→ **Requirement**
Across the listing below, count the lines that mention the string "give". Reply with the figure only.

→ **Input rows**
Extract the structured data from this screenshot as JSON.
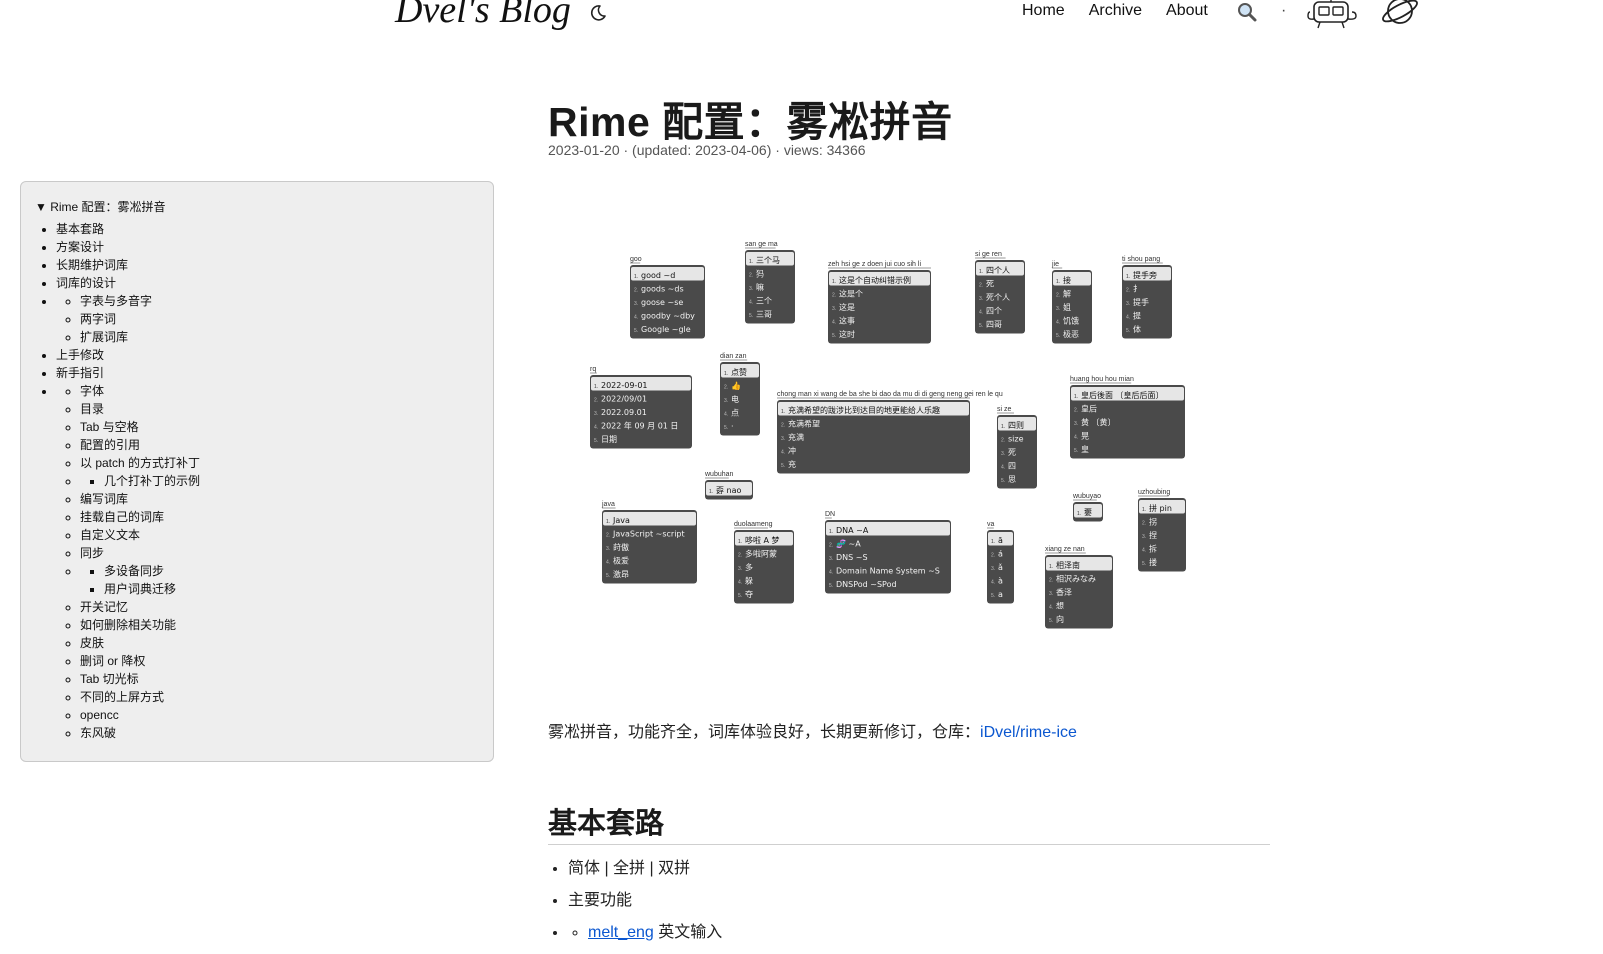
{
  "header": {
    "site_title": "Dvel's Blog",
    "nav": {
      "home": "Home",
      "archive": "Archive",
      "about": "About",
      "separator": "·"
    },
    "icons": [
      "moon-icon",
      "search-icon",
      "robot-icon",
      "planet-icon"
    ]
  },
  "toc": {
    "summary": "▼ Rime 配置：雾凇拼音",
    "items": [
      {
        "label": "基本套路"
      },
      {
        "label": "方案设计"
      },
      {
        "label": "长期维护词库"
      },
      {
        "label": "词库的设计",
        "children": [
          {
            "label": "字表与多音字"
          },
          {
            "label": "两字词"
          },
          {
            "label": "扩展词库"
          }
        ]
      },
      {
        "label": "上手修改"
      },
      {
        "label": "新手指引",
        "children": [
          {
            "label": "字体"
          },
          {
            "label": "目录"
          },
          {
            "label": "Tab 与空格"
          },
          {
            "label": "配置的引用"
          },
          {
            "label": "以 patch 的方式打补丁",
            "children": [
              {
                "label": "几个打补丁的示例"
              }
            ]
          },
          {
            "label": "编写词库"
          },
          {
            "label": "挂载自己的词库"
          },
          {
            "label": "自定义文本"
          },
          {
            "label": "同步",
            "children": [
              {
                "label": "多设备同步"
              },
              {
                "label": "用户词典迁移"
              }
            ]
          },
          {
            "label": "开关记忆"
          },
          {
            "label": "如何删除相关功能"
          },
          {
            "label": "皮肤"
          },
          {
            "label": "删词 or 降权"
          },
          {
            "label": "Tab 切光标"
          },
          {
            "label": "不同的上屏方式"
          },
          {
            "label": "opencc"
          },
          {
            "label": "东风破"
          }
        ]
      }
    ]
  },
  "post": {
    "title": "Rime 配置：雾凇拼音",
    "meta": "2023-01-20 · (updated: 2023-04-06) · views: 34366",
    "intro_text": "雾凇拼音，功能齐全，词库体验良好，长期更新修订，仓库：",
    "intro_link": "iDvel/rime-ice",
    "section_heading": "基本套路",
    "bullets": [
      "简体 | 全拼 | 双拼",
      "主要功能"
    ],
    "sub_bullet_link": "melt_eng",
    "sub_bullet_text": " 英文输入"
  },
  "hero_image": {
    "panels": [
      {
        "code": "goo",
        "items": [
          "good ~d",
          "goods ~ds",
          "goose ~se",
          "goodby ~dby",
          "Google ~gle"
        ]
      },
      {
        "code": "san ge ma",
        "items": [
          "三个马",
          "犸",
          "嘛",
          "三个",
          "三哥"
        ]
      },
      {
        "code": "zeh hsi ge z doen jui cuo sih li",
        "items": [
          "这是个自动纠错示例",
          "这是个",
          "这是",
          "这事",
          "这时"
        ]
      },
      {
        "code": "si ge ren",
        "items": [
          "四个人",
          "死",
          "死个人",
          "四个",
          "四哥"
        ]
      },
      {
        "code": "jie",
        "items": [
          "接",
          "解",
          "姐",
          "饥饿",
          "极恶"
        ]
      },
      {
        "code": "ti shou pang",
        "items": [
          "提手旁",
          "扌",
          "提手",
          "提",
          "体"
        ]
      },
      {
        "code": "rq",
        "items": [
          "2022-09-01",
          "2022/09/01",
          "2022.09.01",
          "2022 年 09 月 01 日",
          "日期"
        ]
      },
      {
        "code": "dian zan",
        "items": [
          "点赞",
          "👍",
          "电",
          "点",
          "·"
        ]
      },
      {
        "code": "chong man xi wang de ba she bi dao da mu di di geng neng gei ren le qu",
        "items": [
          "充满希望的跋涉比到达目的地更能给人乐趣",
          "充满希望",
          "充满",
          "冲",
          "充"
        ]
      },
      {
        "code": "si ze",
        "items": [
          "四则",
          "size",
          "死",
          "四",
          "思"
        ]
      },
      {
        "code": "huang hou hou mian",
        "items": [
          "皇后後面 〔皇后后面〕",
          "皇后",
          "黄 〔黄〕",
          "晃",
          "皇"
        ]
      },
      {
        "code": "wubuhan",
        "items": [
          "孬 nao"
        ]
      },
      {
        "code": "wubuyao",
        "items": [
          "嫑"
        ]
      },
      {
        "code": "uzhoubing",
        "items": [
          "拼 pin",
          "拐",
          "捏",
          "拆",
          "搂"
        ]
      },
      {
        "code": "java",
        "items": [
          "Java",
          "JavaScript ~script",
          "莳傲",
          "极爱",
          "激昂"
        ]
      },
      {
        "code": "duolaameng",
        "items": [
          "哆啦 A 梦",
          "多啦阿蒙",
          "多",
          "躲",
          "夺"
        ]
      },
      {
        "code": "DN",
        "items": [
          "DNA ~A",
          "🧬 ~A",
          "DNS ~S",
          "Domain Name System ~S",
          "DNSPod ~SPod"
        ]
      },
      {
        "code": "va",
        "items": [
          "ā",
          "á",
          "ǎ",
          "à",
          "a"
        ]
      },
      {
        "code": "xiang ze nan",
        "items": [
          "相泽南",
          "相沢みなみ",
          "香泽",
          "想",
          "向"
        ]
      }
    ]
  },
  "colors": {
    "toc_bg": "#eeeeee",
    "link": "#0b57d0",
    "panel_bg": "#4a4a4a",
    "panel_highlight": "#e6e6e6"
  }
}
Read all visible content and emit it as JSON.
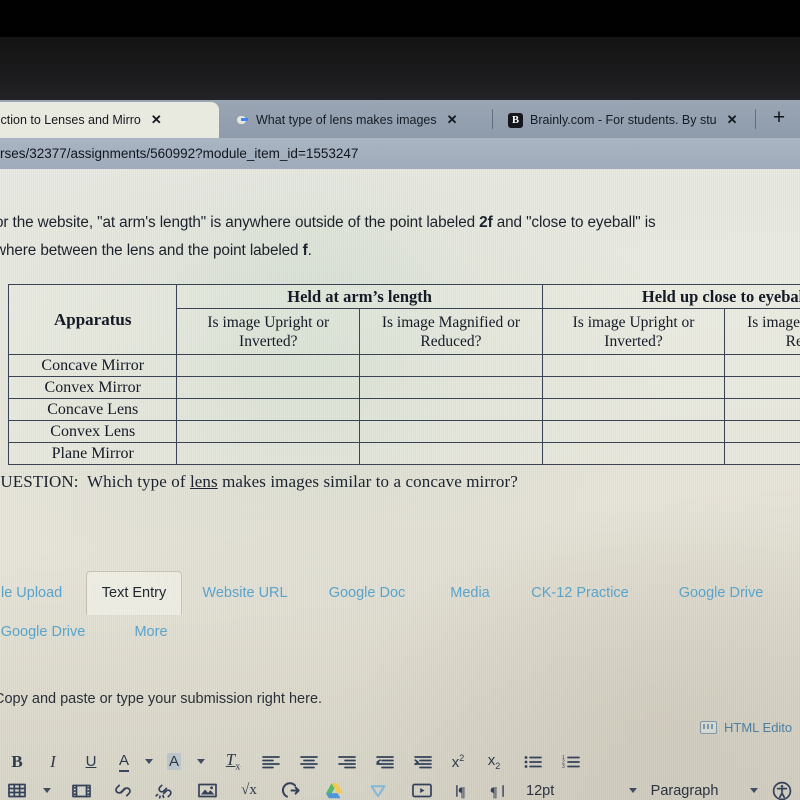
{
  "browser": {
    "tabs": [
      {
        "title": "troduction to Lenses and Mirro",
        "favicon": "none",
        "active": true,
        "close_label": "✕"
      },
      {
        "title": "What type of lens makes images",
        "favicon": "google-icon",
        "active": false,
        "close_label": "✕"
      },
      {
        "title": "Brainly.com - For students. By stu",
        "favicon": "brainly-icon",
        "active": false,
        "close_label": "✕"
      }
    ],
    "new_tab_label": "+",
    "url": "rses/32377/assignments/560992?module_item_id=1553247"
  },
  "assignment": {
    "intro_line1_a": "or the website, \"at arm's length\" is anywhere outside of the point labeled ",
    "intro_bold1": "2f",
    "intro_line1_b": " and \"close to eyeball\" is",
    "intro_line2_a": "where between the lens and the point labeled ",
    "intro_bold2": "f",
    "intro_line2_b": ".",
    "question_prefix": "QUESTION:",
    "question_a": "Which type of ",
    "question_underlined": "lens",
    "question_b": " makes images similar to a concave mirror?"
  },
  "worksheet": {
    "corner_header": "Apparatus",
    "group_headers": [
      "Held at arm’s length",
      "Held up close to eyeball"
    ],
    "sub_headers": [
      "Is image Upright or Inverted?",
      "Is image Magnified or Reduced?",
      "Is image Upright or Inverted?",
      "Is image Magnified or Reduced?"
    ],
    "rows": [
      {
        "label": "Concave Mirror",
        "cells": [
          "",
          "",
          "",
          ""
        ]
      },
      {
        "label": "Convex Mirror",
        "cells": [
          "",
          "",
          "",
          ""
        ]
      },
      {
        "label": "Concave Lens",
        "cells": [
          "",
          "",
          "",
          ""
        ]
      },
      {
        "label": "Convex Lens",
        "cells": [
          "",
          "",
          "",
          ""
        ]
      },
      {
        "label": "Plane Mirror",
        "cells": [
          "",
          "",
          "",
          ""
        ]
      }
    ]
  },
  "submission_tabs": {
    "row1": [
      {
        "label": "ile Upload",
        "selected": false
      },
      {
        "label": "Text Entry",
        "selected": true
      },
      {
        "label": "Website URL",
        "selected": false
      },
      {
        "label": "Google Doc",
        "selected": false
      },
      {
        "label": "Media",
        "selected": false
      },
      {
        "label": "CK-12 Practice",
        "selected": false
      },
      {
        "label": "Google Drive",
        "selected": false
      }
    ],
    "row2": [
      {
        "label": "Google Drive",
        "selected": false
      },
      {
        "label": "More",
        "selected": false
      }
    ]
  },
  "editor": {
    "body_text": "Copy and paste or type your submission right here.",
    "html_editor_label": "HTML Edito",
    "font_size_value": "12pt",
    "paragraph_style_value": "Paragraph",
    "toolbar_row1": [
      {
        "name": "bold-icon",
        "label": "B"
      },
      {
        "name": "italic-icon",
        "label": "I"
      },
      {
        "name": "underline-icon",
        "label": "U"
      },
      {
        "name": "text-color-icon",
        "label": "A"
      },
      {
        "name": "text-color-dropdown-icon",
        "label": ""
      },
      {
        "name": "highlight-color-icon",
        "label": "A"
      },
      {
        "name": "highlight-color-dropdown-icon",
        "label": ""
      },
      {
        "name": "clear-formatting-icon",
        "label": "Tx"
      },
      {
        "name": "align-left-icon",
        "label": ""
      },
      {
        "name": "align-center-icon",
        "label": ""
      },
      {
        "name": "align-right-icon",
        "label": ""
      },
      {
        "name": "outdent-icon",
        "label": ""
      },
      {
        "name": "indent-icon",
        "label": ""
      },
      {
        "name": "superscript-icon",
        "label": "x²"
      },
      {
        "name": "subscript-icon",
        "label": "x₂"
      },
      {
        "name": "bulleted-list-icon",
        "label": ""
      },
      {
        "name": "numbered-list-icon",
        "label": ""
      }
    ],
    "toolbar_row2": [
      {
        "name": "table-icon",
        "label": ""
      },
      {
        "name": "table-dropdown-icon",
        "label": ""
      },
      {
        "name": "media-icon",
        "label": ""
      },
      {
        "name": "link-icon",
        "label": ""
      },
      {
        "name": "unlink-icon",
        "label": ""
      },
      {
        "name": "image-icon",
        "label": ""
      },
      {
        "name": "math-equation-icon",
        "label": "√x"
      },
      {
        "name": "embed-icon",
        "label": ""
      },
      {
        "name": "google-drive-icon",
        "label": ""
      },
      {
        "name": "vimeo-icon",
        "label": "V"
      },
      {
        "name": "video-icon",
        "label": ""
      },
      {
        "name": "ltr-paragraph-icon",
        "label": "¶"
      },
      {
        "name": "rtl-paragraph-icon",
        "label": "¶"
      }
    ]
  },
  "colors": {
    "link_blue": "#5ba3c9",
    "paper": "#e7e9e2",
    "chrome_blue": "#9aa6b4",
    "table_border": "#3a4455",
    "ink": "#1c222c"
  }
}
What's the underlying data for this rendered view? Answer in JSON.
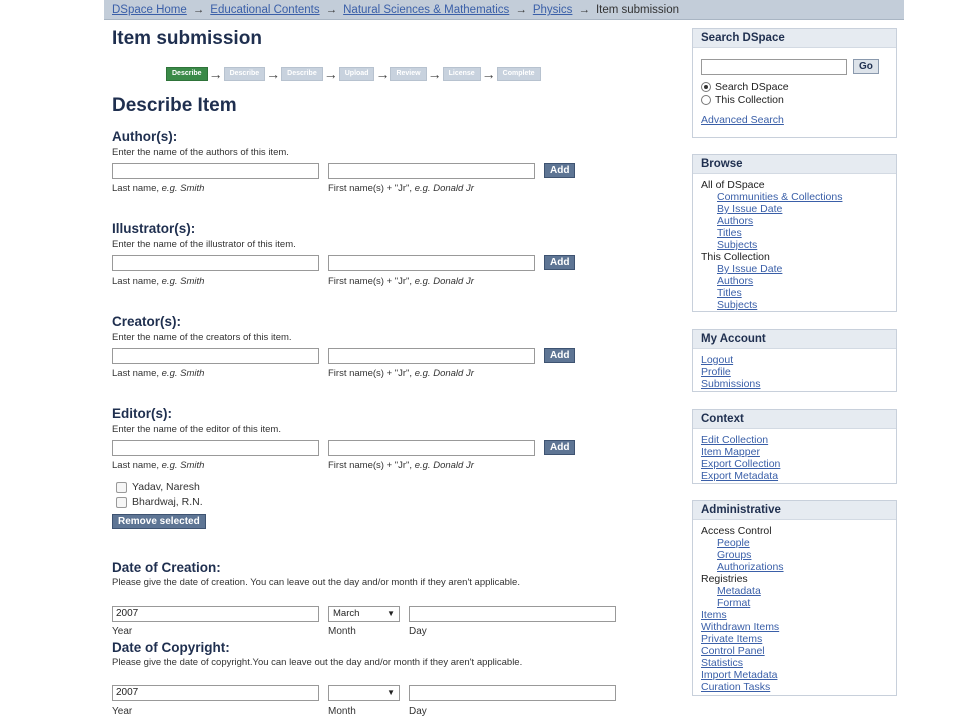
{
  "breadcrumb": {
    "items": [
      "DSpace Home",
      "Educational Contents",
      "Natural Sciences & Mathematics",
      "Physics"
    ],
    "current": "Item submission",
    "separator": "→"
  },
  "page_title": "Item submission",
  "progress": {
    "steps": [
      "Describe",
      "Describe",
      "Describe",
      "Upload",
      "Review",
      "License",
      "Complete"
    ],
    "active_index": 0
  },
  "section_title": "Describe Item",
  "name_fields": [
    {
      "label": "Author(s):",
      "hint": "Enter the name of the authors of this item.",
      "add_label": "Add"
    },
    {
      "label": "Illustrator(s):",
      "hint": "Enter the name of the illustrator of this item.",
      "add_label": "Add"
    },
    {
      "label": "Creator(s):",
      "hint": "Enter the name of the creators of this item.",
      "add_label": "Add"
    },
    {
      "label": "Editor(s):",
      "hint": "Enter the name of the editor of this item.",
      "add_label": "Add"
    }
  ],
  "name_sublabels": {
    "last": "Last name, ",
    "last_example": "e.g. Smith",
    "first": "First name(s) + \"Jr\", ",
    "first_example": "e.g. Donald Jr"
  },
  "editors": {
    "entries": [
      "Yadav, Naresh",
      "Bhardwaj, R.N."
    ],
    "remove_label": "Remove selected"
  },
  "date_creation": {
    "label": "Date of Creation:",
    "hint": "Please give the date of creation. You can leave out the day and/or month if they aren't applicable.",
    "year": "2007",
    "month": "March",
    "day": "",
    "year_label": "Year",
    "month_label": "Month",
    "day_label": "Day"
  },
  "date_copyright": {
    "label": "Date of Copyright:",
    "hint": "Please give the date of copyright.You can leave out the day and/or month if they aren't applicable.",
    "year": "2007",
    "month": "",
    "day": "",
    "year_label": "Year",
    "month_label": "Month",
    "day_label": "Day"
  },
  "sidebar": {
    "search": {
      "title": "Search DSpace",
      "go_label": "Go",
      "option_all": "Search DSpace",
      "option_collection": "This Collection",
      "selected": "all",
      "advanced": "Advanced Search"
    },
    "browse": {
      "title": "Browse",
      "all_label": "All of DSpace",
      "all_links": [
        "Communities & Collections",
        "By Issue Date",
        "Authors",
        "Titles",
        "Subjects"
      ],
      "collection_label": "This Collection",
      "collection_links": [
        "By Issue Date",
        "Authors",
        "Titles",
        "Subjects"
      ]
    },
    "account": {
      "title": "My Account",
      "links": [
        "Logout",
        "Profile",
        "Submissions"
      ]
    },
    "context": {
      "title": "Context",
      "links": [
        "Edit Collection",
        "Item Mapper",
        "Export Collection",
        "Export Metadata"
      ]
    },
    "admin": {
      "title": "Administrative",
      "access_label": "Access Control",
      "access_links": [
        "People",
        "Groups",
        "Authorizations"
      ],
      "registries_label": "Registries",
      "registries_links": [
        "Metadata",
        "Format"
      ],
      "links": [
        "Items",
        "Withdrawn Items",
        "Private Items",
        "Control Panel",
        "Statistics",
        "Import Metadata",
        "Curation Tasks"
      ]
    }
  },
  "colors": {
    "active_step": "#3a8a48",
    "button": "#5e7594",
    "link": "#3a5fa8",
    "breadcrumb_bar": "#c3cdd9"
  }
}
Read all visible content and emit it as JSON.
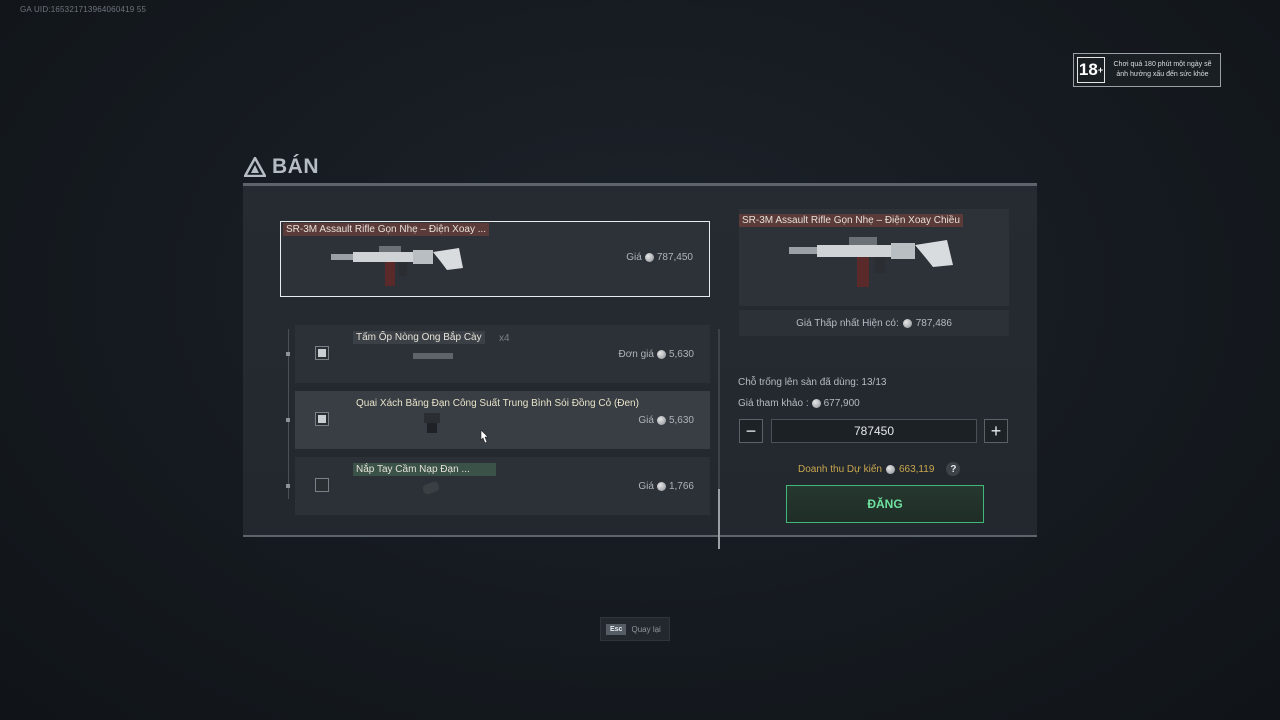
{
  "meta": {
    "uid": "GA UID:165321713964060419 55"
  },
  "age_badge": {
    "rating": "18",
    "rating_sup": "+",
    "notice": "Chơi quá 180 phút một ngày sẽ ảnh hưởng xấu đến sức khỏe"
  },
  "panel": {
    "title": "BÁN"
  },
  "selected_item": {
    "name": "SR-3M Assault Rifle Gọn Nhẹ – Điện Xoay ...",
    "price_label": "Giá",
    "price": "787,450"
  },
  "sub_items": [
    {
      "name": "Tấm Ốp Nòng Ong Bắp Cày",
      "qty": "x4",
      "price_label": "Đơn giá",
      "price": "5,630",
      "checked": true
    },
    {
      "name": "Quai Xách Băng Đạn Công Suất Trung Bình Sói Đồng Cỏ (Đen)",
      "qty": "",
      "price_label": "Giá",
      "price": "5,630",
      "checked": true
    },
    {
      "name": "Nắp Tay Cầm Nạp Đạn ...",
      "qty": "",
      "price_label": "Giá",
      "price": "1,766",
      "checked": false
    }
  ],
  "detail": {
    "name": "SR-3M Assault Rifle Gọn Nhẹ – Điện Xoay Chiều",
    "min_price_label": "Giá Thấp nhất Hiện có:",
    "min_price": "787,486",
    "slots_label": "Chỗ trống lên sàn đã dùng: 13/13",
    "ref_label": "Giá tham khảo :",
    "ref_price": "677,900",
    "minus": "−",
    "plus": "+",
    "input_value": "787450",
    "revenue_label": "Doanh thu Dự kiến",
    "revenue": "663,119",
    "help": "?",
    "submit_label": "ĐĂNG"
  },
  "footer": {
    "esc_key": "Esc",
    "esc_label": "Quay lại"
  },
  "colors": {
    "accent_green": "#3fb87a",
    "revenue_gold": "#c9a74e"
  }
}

→ **Result of this exercise**
2